▶ **Goal**:
Restate the records below word for word, and omit the images they hold.

•••••

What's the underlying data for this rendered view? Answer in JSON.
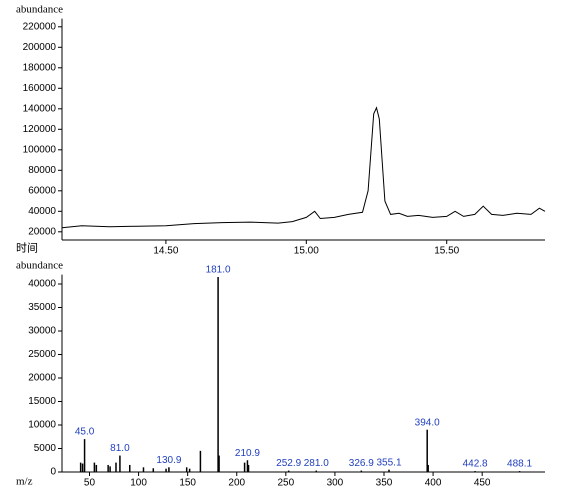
{
  "chart_data": [
    {
      "type": "line",
      "y_label": "abundance",
      "x_label": "时间",
      "color": "#000000",
      "x": [
        14.13,
        14.2,
        14.3,
        14.4,
        14.5,
        14.6,
        14.7,
        14.8,
        14.9,
        14.95,
        15.0,
        15.03,
        15.05,
        15.1,
        15.15,
        15.2,
        15.22,
        15.24,
        15.25,
        15.26,
        15.28,
        15.3,
        15.33,
        15.36,
        15.4,
        15.45,
        15.5,
        15.53,
        15.56,
        15.6,
        15.63,
        15.66,
        15.7,
        15.75,
        15.8,
        15.83,
        15.85
      ],
      "values": [
        24000,
        26000,
        25000,
        25500,
        26000,
        28000,
        29000,
        29500,
        28500,
        30000,
        34000,
        40000,
        33000,
        34000,
        37000,
        39000,
        60000,
        135000,
        141000,
        130000,
        50000,
        37000,
        38000,
        35000,
        36000,
        34000,
        35000,
        40000,
        35000,
        37000,
        45000,
        37000,
        36000,
        38000,
        37000,
        43000,
        40000
      ],
      "xlim": [
        14.13,
        15.85
      ],
      "xticks": [
        {
          "value": 14.5,
          "label": "14.50"
        },
        {
          "value": 15.0,
          "label": "15.00"
        },
        {
          "value": 15.5,
          "label": "15.50"
        }
      ],
      "ylim": [
        12000,
        228000
      ],
      "yticks": [
        20000,
        40000,
        60000,
        80000,
        100000,
        120000,
        140000,
        160000,
        180000,
        200000,
        220000
      ]
    },
    {
      "type": "bar",
      "y_label": "abundance",
      "x_label": "m/z",
      "color": "#000000",
      "label_color": "#1f3fbf",
      "x": [
        41,
        43,
        45.0,
        55,
        57,
        69,
        71,
        77,
        81.0,
        91,
        105,
        115,
        128,
        130.9,
        149,
        152,
        163,
        181.0,
        182,
        208,
        210.9,
        212,
        252.9,
        281.0,
        326.9,
        355.1,
        394.0,
        395,
        442.8,
        488.1
      ],
      "values": [
        2000,
        1800,
        7000,
        2000,
        1500,
        1500,
        1200,
        2000,
        3500,
        1500,
        1000,
        800,
        700,
        1000,
        1000,
        700,
        4500,
        41500,
        3500,
        2000,
        2500,
        1500,
        300,
        300,
        300,
        500,
        9000,
        1500,
        200,
        200
      ],
      "x_labels": [
        null,
        null,
        "45.0",
        null,
        null,
        null,
        null,
        null,
        "81.0",
        null,
        null,
        null,
        null,
        "130.9",
        null,
        null,
        null,
        "181.0",
        null,
        null,
        "210.9",
        null,
        "252.9",
        "281.0",
        "326.9",
        "355.1",
        "394.0",
        null,
        "442.8",
        "488.1"
      ],
      "xlim": [
        22,
        514
      ],
      "xticks": [
        50,
        100,
        150,
        200,
        250,
        300,
        350,
        400,
        450
      ],
      "ylim": [
        0,
        42000
      ],
      "yticks": [
        0,
        5000,
        10000,
        15000,
        20000,
        25000,
        30000,
        35000,
        40000
      ]
    }
  ]
}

•••••

▶ **Answer for the task**:
What's the underlying data for this rendered view? Answer in JSON.
{
  "chart_data": [
    {
      "type": "line",
      "y_label": "abundance",
      "x_label": "时间",
      "color": "#000000",
      "x": [
        14.13,
        14.2,
        14.3,
        14.4,
        14.5,
        14.6,
        14.7,
        14.8,
        14.9,
        14.95,
        15.0,
        15.03,
        15.05,
        15.1,
        15.15,
        15.2,
        15.22,
        15.24,
        15.25,
        15.26,
        15.28,
        15.3,
        15.33,
        15.36,
        15.4,
        15.45,
        15.5,
        15.53,
        15.56,
        15.6,
        15.63,
        15.66,
        15.7,
        15.75,
        15.8,
        15.83,
        15.85
      ],
      "values": [
        24000,
        26000,
        25000,
        25500,
        26000,
        28000,
        29000,
        29500,
        28500,
        30000,
        34000,
        40000,
        33000,
        34000,
        37000,
        39000,
        60000,
        135000,
        141000,
        130000,
        50000,
        37000,
        38000,
        35000,
        36000,
        34000,
        35000,
        40000,
        35000,
        37000,
        45000,
        37000,
        36000,
        38000,
        37000,
        43000,
        40000
      ],
      "xlim": [
        14.13,
        15.85
      ],
      "xticks": [
        {
          "value": 14.5,
          "label": "14.50"
        },
        {
          "value": 15.0,
          "label": "15.00"
        },
        {
          "value": 15.5,
          "label": "15.50"
        }
      ],
      "ylim": [
        12000,
        228000
      ],
      "yticks": [
        20000,
        40000,
        60000,
        80000,
        100000,
        120000,
        140000,
        160000,
        180000,
        200000,
        220000
      ]
    },
    {
      "type": "bar",
      "y_label": "abundance",
      "x_label": "m/z",
      "color": "#000000",
      "label_color": "#1f3fbf",
      "x": [
        41,
        43,
        45.0,
        55,
        57,
        69,
        71,
        77,
        81.0,
        91,
        105,
        115,
        128,
        130.9,
        149,
        152,
        163,
        181.0,
        182,
        208,
        210.9,
        212,
        252.9,
        281.0,
        326.9,
        355.1,
        394.0,
        395,
        442.8,
        488.1
      ],
      "values": [
        2000,
        1800,
        7000,
        2000,
        1500,
        1500,
        1200,
        2000,
        3500,
        1500,
        1000,
        800,
        700,
        1000,
        1000,
        700,
        4500,
        41500,
        3500,
        2000,
        2500,
        1500,
        300,
        300,
        300,
        500,
        9000,
        1500,
        200,
        200
      ],
      "x_labels": [
        null,
        null,
        "45.0",
        null,
        null,
        null,
        null,
        null,
        "81.0",
        null,
        null,
        null,
        null,
        "130.9",
        null,
        null,
        null,
        "181.0",
        null,
        null,
        "210.9",
        null,
        "252.9",
        "281.0",
        "326.9",
        "355.1",
        "394.0",
        null,
        "442.8",
        "488.1"
      ],
      "xlim": [
        22,
        514
      ],
      "xticks": [
        50,
        100,
        150,
        200,
        250,
        300,
        350,
        400,
        450
      ],
      "ylim": [
        0,
        42000
      ],
      "yticks": [
        0,
        5000,
        10000,
        15000,
        20000,
        25000,
        30000,
        35000,
        40000
      ]
    }
  ]
}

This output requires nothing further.